- THE PROBLEM
Using the data below, copy every line that contains the word "icon".
--- BEGIN ---
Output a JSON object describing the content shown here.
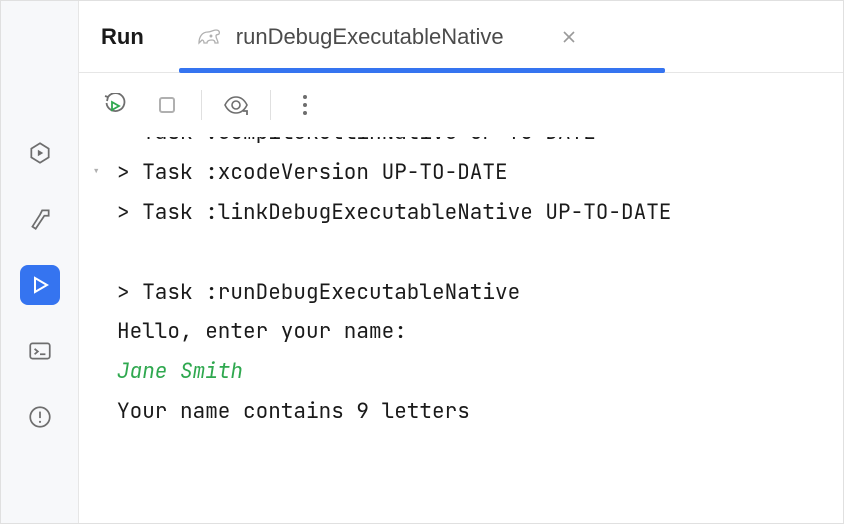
{
  "tabs": {
    "run_label": "Run",
    "config_label": "runDebugExecutableNative"
  },
  "console": {
    "cut_line": "  Task :compileKotlinNative UP-TO-DATE",
    "line1": "> Task :xcodeVersion UP-TO-DATE",
    "line2": "> Task :linkDebugExecutableNative UP-TO-DATE",
    "blank": " ",
    "line3": "> Task :runDebugExecutableNative",
    "prompt": "Hello, enter your name:",
    "input": "Jane Smith",
    "result": "Your name contains 9 letters"
  },
  "rail": {
    "services": "services-icon",
    "build": "build-icon",
    "run": "run-icon",
    "terminal": "terminal-icon",
    "problems": "problems-icon"
  },
  "toolbar": {
    "rerun": "rerun-icon",
    "stop": "stop-icon",
    "eye": "eye-icon",
    "more": "more-icon"
  }
}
--- END ---
- WRITTEN ANSWER
    "services": "services-icon",
    "build": "build-icon",
    "run": "run-icon",
    "terminal": "terminal-icon",
    "problems": "problems-icon"
    "rerun": "rerun-icon",
    "stop": "stop-icon",
    "eye": "eye-icon",
    "more": "more-icon"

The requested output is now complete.